Exercise task
The data below should be restated word for word, with every picture omitted.

Data rows
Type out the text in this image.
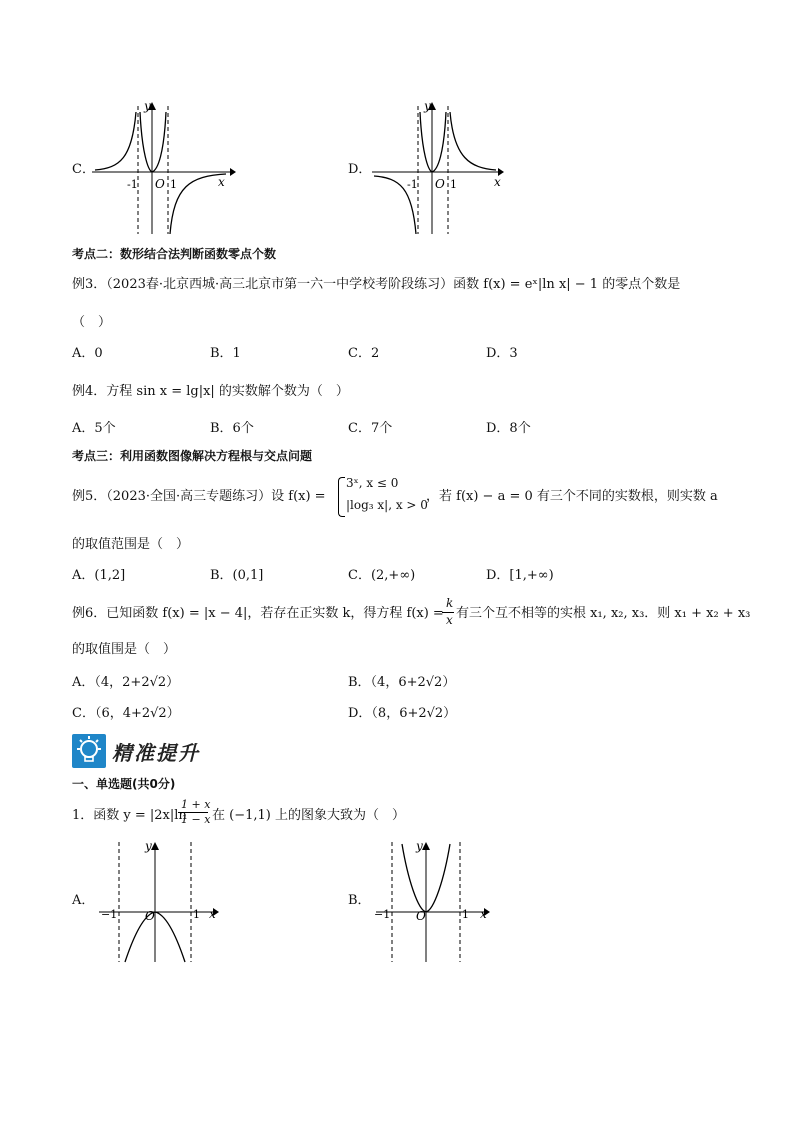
C．
y
x
O
-1	1
D．
y
x
O
-1	1
考点二：数形结合法判断函数零点个数
例3．（2023春·北京西城·高三北京市第一六一中学校考阶段练习）函数 f(x) = eˣ|ln x| − 1 的零点个数是
（　）
A．0	B．1	C．2	D．3
例4．方程 sin x = lg|x| 的实数解个数为（　）
A．5个	B．6个	C．7个	D．8个
考点三：利用函数图像解决方程根与交点问题
例5．（2023·全国·高三专题练习）设 f(x) =
3ˣ, x ≤ 0
|log₃ x|, x > 0
，若 f(x) − a = 0 有三个不同的实数根，则实数 a
的取值范围是（　）
A．(1,2]	B．(0,1]	C．(2,+∞)	D．[1,+∞)
例6．已知函数 f(x) = |x − 4|，若存在正实数 k，得方程 f(x) =
k
x 有三个互不相等的实根 x₁, x₂, x₃．则 x₁ + x₂ + x₃
的取值围是（　）
A．（4，2+2√2）	B．（4，6+2√2）
C．（6，4+2√2）	D．（8，6+2√2）
精准提升
一、单选题(共0分)
1．函数 y = |2x|ln
1 + x
1 − x 在 (−1,1) 上的图象大致为（　）
A．
y
x
O
−1	1
B．
y
x
O
−1	1
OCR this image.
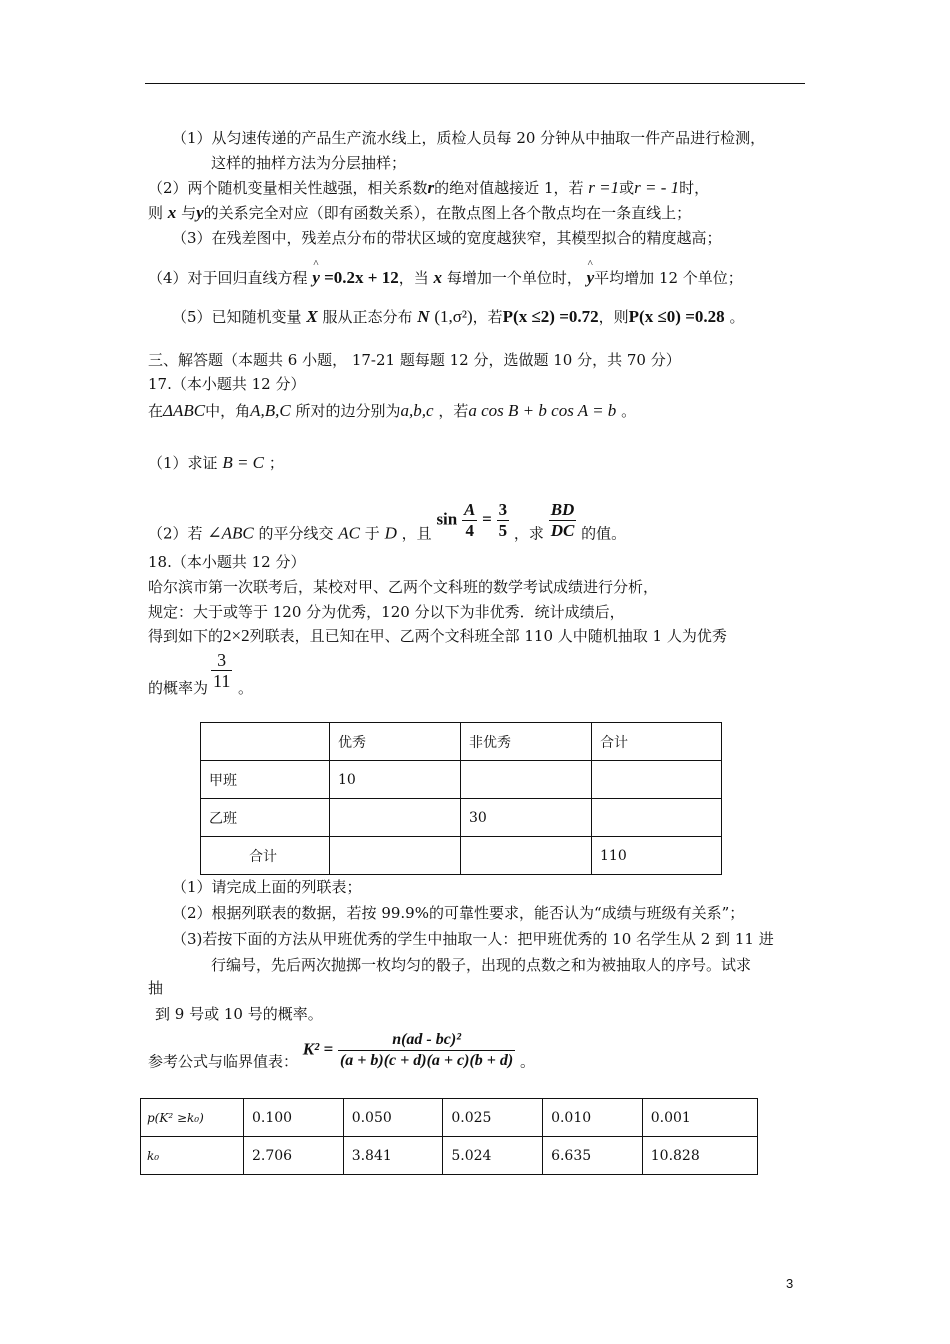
（1）从匀速传递的产品生产流水线上，质检人员每 20 分钟从中抽取一件产品进行检测，
这样的抽样方法为分层抽样；
（2）两个随机变量相关性越强，相关系数r的绝对值越接近 1，若 r =1或r = - 1时，
则 x 与y的关系完全对应（即有函数关系），在散点图上各个散点均在一条直线上；
（3）在残差图中，残差点分布的带状区域的宽度越狭窄，其模型拟合的精度越高；
（4）对于回归直线方程 ^ y =0.2x + 12，当 x 每增加一个单位时， ^ y平均增加 12 个单位；
（5）已知随机变量 X 服从正态分布 N (1,σ²)，若P(x ≤2) =0.72，则P(x ≤0) =0.28 。
三、解答题（本题共 6 小题， 17-21 题每题 12 分，选做题 10 分，共 70 分）
17.（本小题共 12 分）
在ΔABC中，角A,B,C 所对的边分别为a,b,c ，若a cos B + b cos A = b 。
（1）求证 B = C ；
（2）若 ∠ABC 的平分线交 AC 于 D ，且 $\sin \frac{A}{4} = \frac{3}{5}$ ，求 $\frac{BD}{DC}$ 的值。
18.（本小题共 12 分）
哈尔滨市第一次联考后，某校对甲、乙两个文科班的数学考试成绩进行分析，
规定：大于或等于 120 分为优秀，120 分以下为非优秀．统计成绩后，
得到如下的2×2列联表，且已知在甲、乙两个文科班全部 110 人中随机抽取 1 人为优秀
$\frac{3}{11}$
的概率为 。
	优秀	非优秀	合计
甲班	10		
乙班		30	
合计			110
（1）请完成上面的列联表；
（2）根据列联表的数据，若按 99.9%的可靠性要求，能否认为“成绩与班级有关系”；
（3)若按下面的方法从甲班优秀的学生中抽取一人：把甲班优秀的 10 名学生从 2 到 11 进
行编号，先后两次抛掷一枚均匀的骰子，出现的点数之和为被抽取人的序号。试求
抽
到 9 号或 10 号的概率。
参考公式与临界值表： $K^2 = \frac{\text{n(ad - bc)²}}{(a + b)(c + d)(a + c)(b + d)}$ 。
p(K² ≥k₀)	0.100	0.050	0.025	0.010	0.001
k₀	2.706	3.841	5.024	6.635	10.828
3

Task solution
Type out the text in this image.
C．
y
x
O
-1	1
D．
y
x
O
-1	1
考点二：数形结合法判断函数零点个数
例3．（2023春·北京西城·高三北京市第一六一中学校考阶段练习）函数 f(x) = eˣ|ln x| − 1 的零点个数是
（　）
A．0	B．1	C．2	D．3
例4．方程 sin x = lg|x| 的实数解个数为（　）
A．5个	B．6个	C．7个	D．8个
考点三：利用函数图像解决方程根与交点问题
例5．（2023·全国·高三专题练习）设 f(x) =
3ˣ, x ≤ 0
|log₃ x|, x > 0
，若 f(x) − a = 0 有三个不同的实数根，则实数 a
的取值范围是（　）
A．(1,2]	B．(0,1]	C．(2,+∞)	D．[1,+∞)
例6．已知函数 f(x) = |x − 4|，若存在正实数 k，得方程 f(x) =
k
x 有三个互不相等的实根 x₁, x₂, x₃．则 x₁ + x₂ + x₃
的取值围是（　）
A．（4，2+2√2）	B．（4，6+2√2）
C．（6，4+2√2）	D．（8，6+2√2）
精准提升
一、单选题(共0分)
1．函数 y = |2x|ln
1 + x
1 − x 在 (−1,1) 上的图象大致为（　）
A．
y
x
O
−1	1
B．
y
x
O
−1	1
OCR this image.
（1）从匀速传递的产品生产流水线上，质检人员每 20 分钟从中抽取一件产品进行检测，
这样的抽样方法为分层抽样；
（2）两个随机变量相关性越强，相关系数r的绝对值越接近 1，若 r =1或r = - 1时，
则 x 与y的关系完全对应（即有函数关系），在散点图上各个散点均在一条直线上；
（3）在残差图中，残差点分布的带状区域的宽度越狭窄，其模型拟合的精度越高；
（4）对于回归直线方程 ^ y =0.2x + 12，当 x 每增加一个单位时， ^ y平均增加 12 个单位；
（5）已知随机变量 X 服从正态分布 N (1,σ²)，若P(x ≤2) =0.72，则P(x ≤0) =0.28 。
三、解答题（本题共 6 小题， 17-21 题每题 12 分，选做题 10 分，共 70 分）
17.（本小题共 12 分）
在ΔABC中，角A,B,C 所对的边分别为a,b,c ，若a cos B + b cos A = b 。
（1）求证 B = C ；
（2）若 ∠ABC 的平分线交 AC 于 D ，且 $\sin \frac{A}{4} = \frac{3}{5}$ ，求 $\frac{BD}{DC}$ 的值。
18.（本小题共 12 分）
哈尔滨市第一次联考后，某校对甲、乙两个文科班的数学考试成绩进行分析，
规定：大于或等于 120 分为优秀，120 分以下为非优秀．统计成绩后，
得到如下的2×2列联表，且已知在甲、乙两个文科班全部 110 人中随机抽取 1 人为优秀
$\frac{3}{11}$
的概率为 。
	优秀	非优秀	合计
甲班	10		
乙班		30	
合计			110
（1）请完成上面的列联表；
（2）根据列联表的数据，若按 99.9%的可靠性要求，能否认为“成绩与班级有关系”；
（3)若按下面的方法从甲班优秀的学生中抽取一人：把甲班优秀的 10 名学生从 2 到 11 进
行编号，先后两次抛掷一枚均匀的骰子，出现的点数之和为被抽取人的序号。试求
抽
到 9 号或 10 号的概率。
参考公式与临界值表： $K^2 = \frac{\text{n(ad - bc)²}}{(a + b)(c + d)(a + c)(b + d)}$ 。
p(K² ≥k₀)	0.100	0.050	0.025	0.010	0.001
k₀	2.706	3.841	5.024	6.635	10.828
3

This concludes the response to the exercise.